_WHAT IS NEEDED_: Go through the entries below and copy each line containing the word "generator".

(Stored entries)
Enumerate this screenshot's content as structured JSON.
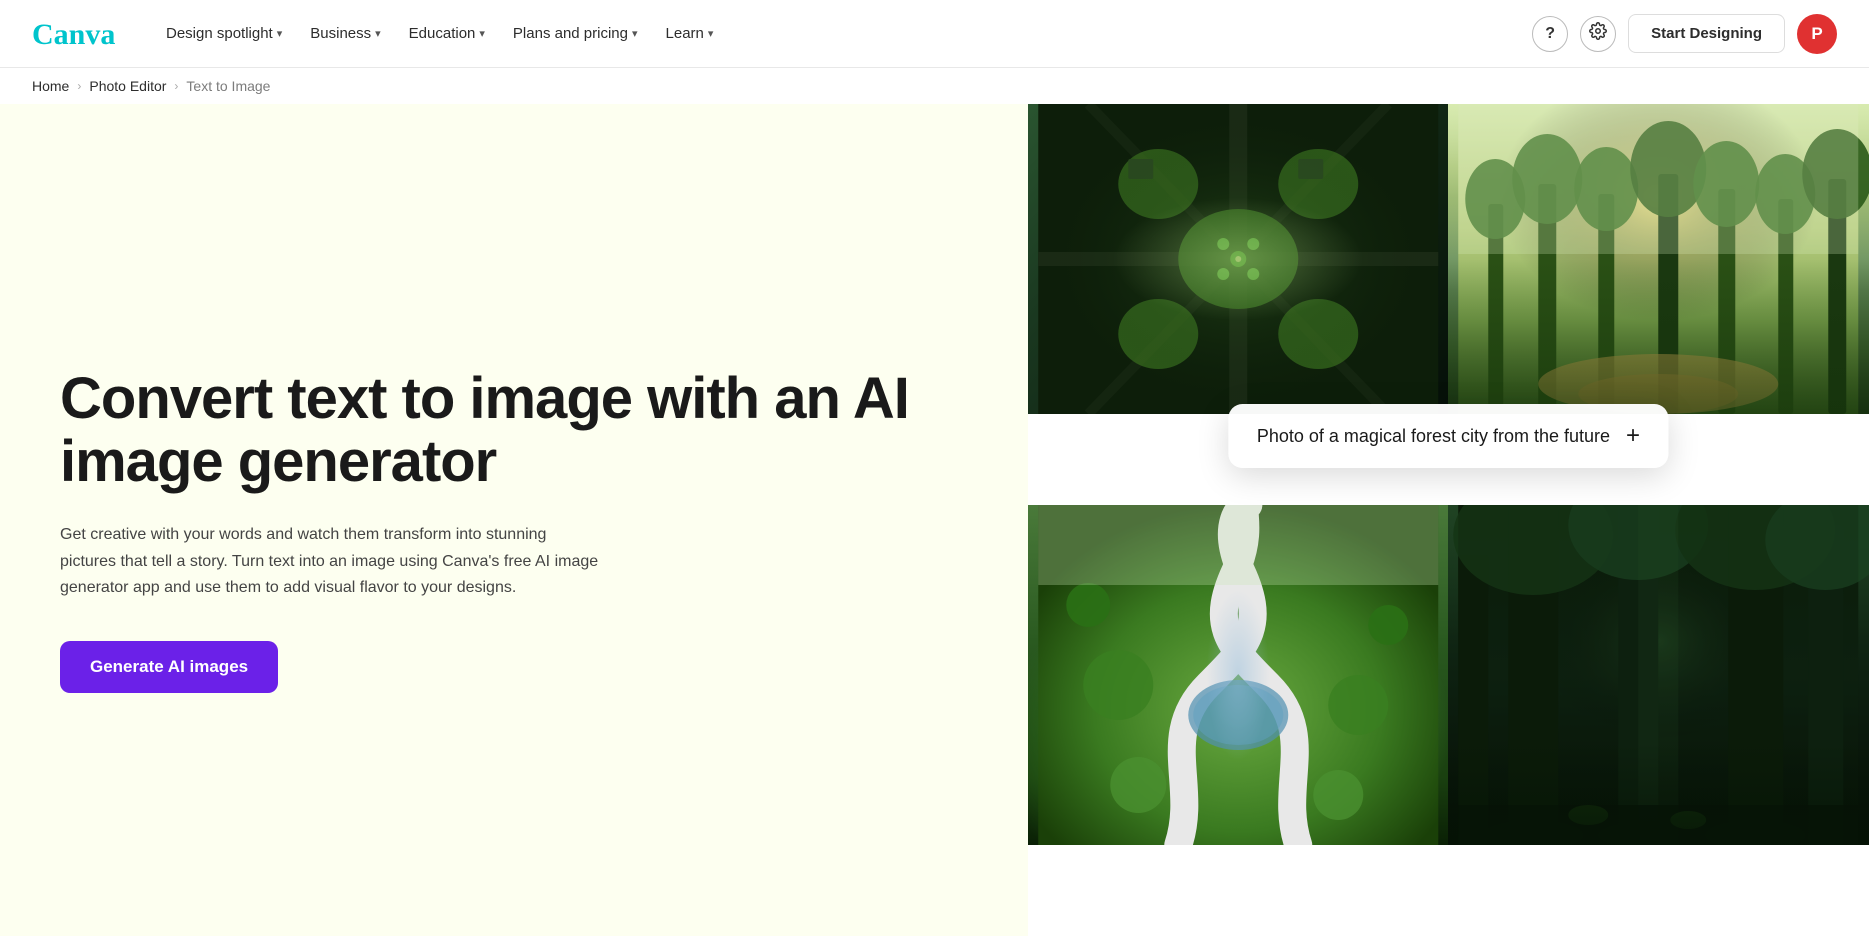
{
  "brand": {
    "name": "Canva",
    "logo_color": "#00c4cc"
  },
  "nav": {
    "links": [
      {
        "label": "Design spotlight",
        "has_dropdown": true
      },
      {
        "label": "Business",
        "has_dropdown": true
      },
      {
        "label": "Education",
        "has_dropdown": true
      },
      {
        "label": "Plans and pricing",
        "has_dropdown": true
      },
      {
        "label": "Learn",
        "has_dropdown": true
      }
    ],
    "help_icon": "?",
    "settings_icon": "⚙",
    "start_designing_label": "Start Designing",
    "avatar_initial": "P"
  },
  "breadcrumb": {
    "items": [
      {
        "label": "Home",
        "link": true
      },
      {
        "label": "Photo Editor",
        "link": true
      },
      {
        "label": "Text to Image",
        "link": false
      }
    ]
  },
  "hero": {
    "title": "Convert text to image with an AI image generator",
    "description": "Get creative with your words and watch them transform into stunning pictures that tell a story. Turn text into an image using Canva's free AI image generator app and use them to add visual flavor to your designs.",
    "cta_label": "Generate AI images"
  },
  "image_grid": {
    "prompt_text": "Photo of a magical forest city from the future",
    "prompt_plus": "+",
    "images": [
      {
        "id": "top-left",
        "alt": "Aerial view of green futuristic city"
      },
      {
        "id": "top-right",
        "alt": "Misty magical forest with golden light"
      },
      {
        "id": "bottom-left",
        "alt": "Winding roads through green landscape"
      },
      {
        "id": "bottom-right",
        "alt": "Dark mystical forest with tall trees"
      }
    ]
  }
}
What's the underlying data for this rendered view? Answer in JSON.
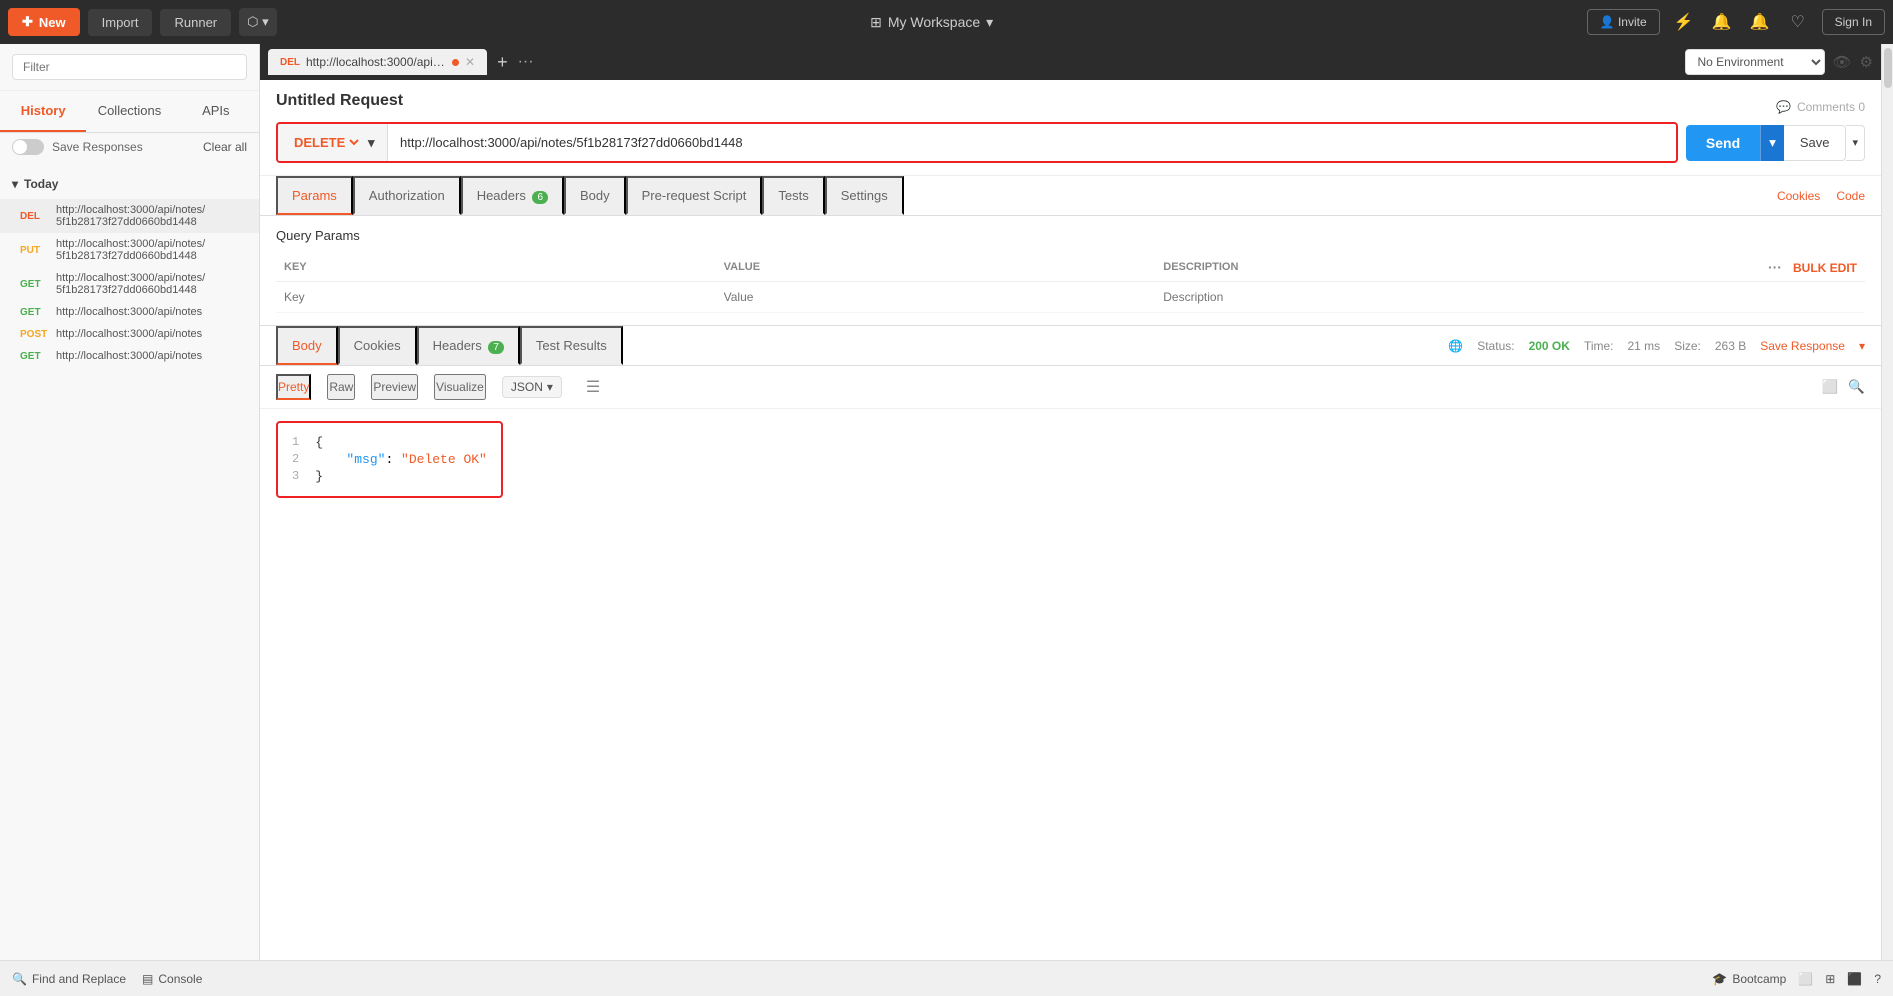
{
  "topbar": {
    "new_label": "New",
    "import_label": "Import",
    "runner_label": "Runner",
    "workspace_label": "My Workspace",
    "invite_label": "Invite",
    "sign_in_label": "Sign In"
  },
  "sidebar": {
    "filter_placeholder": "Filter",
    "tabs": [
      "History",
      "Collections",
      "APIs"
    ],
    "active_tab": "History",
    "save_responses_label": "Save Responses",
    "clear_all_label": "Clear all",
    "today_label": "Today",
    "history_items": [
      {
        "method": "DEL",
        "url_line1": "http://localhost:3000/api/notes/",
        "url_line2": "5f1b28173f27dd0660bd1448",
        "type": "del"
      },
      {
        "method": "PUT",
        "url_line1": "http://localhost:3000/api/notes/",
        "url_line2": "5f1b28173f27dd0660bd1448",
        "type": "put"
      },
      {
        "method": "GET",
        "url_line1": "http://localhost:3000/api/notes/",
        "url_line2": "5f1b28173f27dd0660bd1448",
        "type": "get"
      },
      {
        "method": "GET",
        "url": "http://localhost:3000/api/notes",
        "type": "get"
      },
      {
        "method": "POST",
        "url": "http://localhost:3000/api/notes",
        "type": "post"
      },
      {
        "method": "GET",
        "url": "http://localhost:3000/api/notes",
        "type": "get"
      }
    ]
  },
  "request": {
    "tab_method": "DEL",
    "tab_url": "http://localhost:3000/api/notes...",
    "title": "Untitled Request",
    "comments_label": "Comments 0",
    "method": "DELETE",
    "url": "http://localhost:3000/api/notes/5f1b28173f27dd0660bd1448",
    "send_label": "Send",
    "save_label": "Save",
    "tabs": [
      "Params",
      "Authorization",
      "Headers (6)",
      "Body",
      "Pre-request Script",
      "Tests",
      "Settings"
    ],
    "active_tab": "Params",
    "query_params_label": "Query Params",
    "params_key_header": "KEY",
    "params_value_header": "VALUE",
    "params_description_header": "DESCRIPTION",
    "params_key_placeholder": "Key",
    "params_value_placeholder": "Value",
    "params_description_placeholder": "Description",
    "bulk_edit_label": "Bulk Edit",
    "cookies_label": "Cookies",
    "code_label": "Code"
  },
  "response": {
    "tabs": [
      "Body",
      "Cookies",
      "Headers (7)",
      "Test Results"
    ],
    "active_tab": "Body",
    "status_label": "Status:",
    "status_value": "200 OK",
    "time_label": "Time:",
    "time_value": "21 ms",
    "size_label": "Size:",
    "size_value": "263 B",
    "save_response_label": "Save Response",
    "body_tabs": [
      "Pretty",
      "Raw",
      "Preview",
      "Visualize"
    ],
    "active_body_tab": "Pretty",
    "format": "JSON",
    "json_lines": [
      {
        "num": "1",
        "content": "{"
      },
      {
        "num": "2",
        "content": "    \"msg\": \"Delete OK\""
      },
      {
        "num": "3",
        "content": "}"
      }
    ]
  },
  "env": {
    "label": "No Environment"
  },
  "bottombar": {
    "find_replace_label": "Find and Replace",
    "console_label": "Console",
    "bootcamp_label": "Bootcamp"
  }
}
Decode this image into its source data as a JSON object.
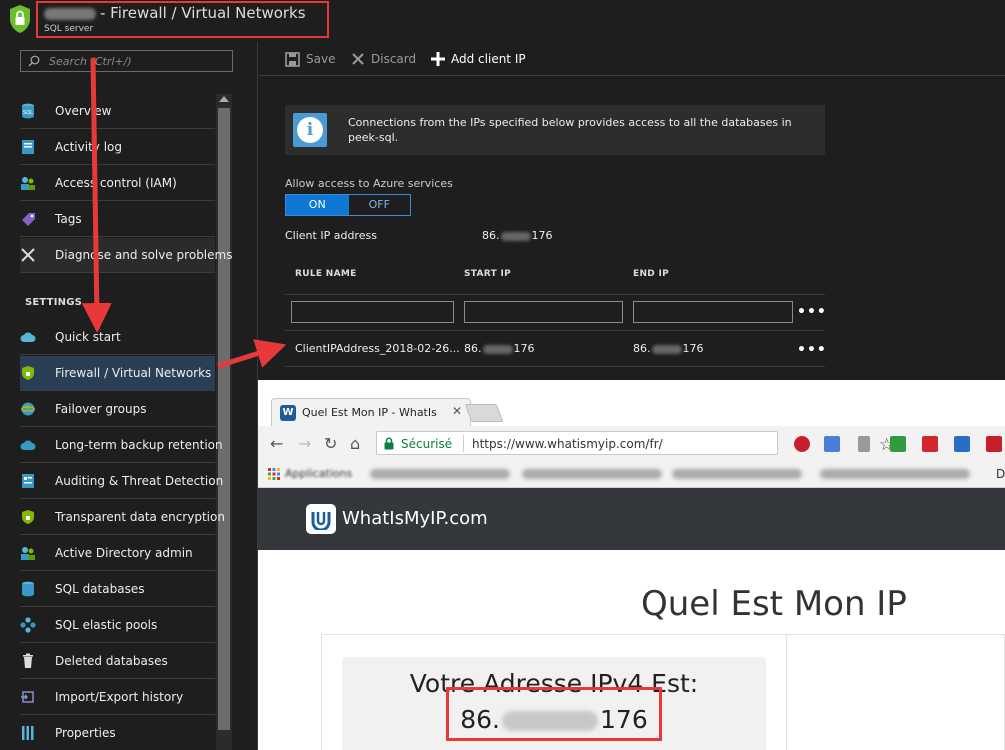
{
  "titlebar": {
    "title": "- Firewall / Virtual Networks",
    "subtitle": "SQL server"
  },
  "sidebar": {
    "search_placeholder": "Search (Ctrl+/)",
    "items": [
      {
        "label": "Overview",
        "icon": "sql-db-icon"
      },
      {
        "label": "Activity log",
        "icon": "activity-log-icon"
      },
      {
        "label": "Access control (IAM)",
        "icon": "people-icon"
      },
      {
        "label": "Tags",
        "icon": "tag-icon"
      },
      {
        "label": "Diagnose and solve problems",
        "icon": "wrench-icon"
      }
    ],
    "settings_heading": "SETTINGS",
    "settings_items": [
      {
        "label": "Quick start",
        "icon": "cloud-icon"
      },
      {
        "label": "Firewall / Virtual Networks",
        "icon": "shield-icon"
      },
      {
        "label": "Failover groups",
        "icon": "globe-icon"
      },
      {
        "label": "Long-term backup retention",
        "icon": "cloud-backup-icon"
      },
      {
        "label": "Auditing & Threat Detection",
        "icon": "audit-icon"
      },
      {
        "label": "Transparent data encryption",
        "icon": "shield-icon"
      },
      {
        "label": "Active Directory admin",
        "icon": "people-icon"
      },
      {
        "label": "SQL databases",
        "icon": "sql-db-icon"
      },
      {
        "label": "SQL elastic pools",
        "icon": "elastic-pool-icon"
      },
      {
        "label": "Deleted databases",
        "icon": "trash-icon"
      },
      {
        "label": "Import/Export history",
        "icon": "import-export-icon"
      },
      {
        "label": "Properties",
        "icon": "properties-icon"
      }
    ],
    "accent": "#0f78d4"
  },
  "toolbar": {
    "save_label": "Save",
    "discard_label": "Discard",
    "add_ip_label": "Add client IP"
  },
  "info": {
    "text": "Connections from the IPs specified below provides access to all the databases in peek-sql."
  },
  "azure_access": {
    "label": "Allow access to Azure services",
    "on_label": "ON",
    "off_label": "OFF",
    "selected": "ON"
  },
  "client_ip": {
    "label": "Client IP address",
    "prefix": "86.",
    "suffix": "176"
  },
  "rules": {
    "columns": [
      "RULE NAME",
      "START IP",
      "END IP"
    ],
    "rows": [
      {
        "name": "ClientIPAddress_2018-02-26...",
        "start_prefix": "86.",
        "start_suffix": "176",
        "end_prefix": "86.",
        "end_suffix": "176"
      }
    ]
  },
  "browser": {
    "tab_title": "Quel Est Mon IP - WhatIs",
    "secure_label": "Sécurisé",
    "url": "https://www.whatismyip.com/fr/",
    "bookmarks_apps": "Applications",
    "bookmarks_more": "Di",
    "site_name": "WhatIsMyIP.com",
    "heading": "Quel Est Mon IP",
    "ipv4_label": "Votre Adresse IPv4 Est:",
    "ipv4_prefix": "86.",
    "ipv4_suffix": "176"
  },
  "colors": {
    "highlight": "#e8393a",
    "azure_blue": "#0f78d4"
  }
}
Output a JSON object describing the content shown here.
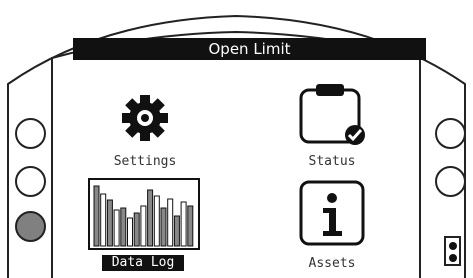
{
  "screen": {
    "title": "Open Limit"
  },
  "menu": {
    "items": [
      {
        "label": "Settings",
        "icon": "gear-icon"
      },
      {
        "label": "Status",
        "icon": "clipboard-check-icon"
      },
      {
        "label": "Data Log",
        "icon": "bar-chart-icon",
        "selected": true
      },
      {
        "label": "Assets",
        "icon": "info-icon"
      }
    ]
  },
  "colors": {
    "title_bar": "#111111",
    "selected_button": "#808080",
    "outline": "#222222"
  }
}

_PROBLEM SOLUTION_:
    "title": "Convert text to image with an AI image generator",
    "description": "Get creative with your words and watch them transform into stunning pictures that tell a story. Turn text into an image using Canva's free AI image generator app and use them to add visual flavor to your designs.",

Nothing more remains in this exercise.